BEGIN Passage

NLP Tools for Free-Text Clinical Notes

This page provides resources for processing free-text clinical notes, including de-identification and section extraction tools.

De-identification Tools

Tools for removing protected health information (PHI) from clinical text to ensure patient privacy.

NLM Scrubber

A clinical text de-identification tool developed by the National Library of Medicine (NLM).

Website: NLM Scrubber
Type: Rule-based

Philter

A rule-based de-identification tool developed by UCSF.

GitHub: philter-ucsf
Type: Rule-based

BERT-DEID

A deep learning approach to clinical text de-identification using BERT.

GitHub: bert-deid
Type: Deep learning

OBI DEID BERT (i2b2)

A BERT model fine-tuned on i2b2 de-identification data.

Hugging Face: obi/deid_bert_i2b2
Type: Deep learning

Sectioning Tools

Tools for extracting structured sections from clinical notes.

LLM-based Section Extraction

This section describes the process of extracting structured sections from clinical notes using OpenAI's API.

Overview

The system implements a clinical text extraction system that identifies and extracts specific sections from clinical notes. It uses OpenAI's API with carefully crafted prompts to ensure accurate extraction without modification or interpretation of the original content.

Dependencies

import pandas as pd
import numpy as np
from openai import OpenAI
from pydantic import BaseModel
import json

Workflow

1. Load Clinical Note

The system reads a clinical note from a text file:

with open('path_to_your_file/your_file_name.txt', 'r', encoding='utf-8') as f:
    content = f.read()

2. Initialize OpenAI Client

client = OpenAI()

3. Prompts

General Section Extraction Prompt

The main prompt (prompt) is designed for comprehensive section extraction with the following key features:

Critical Rules:
Extract original consecutive text exactly as it appears
Do not rephrase, summarize, or interpret content
Do not insert or supply missing information
Copy text exactly including typos, abbreviations, spacing, and formatting
Instructions:
Match sections to provided header list
Extract exact text under each section header
Combine multiple occurrences with line breaks
Set missing sections to "None"
Preserve original punctuation, capitalization, and medical abbreviations
Place unmatched sections into "other"
Header Mapping Rules:
Include "subjective" and "interval events" in "history_of_present_illness"
Include "orders" in "assessment_and_plan"
Include "cardiac_tests" and "blood_pressure" in "labs_and_results"
Include "vital" in "physical_exam"
Include "habits" in "social_history"
Include "reason_for_visit" in "chief_complaint"
Header List:
allergy
chief_complaint
history_of_present_illness
past_medical_history
family_history
social_history
surgical_history
physical_exam
mental_exam
labs_and_results
medications
neurological
review_of_systems
assessment_and_plan
patient_instructions
problem_list
diagnoses
hospital_course
imaging
other

Neurological Section Extraction Prompt

A specialized prompt (prompt_1) focuses specifically on extracting neurological sections:

Same critical rules as the general prompt
Returns only the "neurological" section
Includes example responses showing various neurological examination formats

4. API Call

The system makes an API call to extract neurological sections:

response = client.responses.create(
  model="gpt-5-mini",
  input=[
    {
      "role": "system",
      "content": [
        {
          "type": "input_text",
          "text": prompt_1
        }
      ]
    },
    {
      "role": "user",
      "content": [
        {
          "type": "input_text",
          "text": content
        }
      ]
    }
  ],
  #temperature=0
)

END Passage
BEGIN Dataset records

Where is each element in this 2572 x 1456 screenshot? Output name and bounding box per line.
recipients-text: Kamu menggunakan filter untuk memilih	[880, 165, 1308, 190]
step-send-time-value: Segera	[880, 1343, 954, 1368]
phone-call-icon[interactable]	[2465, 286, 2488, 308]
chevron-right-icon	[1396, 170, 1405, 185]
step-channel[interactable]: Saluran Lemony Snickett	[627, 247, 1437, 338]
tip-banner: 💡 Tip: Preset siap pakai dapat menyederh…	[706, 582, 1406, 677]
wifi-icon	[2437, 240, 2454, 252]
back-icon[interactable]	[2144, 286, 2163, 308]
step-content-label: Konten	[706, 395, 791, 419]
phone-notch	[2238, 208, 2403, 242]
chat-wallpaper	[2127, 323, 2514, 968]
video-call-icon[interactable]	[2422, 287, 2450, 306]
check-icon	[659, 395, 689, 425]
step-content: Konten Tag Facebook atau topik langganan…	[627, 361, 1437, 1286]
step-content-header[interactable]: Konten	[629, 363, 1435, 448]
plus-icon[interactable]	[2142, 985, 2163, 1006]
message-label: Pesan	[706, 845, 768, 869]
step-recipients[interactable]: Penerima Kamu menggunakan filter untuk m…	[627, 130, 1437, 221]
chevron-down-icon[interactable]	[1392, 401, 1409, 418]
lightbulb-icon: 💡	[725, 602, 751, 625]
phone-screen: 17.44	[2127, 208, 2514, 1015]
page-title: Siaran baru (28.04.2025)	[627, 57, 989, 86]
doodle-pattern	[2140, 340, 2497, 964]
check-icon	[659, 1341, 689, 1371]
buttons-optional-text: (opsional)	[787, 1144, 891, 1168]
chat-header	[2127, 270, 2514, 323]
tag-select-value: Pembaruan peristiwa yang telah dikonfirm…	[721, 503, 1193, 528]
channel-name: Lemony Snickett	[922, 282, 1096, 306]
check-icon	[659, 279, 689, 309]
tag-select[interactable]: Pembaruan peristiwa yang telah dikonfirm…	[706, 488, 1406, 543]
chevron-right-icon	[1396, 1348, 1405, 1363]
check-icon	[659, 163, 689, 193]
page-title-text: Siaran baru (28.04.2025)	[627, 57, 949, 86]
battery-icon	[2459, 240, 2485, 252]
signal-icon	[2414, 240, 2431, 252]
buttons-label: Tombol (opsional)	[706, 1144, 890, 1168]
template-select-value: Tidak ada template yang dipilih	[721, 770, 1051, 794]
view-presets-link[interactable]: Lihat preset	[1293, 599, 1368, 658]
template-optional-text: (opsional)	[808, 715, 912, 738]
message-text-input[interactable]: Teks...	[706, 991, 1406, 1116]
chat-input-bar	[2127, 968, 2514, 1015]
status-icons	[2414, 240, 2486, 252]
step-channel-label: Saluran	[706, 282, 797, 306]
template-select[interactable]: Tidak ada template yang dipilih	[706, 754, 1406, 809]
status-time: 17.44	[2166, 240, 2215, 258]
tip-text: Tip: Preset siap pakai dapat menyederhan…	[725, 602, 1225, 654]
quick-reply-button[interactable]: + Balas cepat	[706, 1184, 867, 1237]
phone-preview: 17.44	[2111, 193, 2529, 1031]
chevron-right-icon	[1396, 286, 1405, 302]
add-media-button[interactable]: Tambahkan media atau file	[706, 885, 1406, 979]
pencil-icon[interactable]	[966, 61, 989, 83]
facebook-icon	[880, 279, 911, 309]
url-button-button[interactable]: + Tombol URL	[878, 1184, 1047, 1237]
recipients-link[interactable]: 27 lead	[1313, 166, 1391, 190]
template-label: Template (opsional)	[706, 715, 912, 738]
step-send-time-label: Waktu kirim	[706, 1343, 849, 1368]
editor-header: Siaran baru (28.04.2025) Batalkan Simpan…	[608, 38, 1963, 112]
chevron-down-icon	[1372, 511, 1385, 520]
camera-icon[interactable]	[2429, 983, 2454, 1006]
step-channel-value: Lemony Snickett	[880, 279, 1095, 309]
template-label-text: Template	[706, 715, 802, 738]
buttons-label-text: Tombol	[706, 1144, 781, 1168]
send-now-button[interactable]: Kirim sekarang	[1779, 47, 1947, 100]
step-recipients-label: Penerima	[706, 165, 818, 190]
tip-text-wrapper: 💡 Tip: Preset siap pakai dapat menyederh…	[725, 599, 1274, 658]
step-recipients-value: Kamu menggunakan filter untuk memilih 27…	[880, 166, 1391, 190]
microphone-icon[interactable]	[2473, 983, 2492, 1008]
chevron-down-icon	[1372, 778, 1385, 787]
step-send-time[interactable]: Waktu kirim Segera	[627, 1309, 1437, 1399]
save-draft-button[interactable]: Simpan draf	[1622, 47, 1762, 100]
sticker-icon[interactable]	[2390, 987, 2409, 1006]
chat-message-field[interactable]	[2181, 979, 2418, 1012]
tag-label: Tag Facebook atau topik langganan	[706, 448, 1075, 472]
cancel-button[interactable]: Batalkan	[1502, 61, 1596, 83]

END Dataset records

- _Task set_:
1. Reproduce word for word the part of the page on clinical NLP tools from "Hugging Face: obi/deid_bert_i2b2" to "using OpenAI's API.".
2. Name every de-identification tool described on the page on clinical NLP tools.
The records have no connection to the page on clinical NLP tools.

- _Outputs for the tasks_:
1.
Hugging Face: obi/deid_bert_i2b2
Type: Deep learning

Sectioning Tools

Tools for extracting structured sections from clinical notes.

LLM-based Section Extraction

This section describes the process of extracting structured sections from clinical notes using OpenAI's API.

2. NLM Scrubber, Philter, BERT-DEID, OBI DEID BERT (i2b2)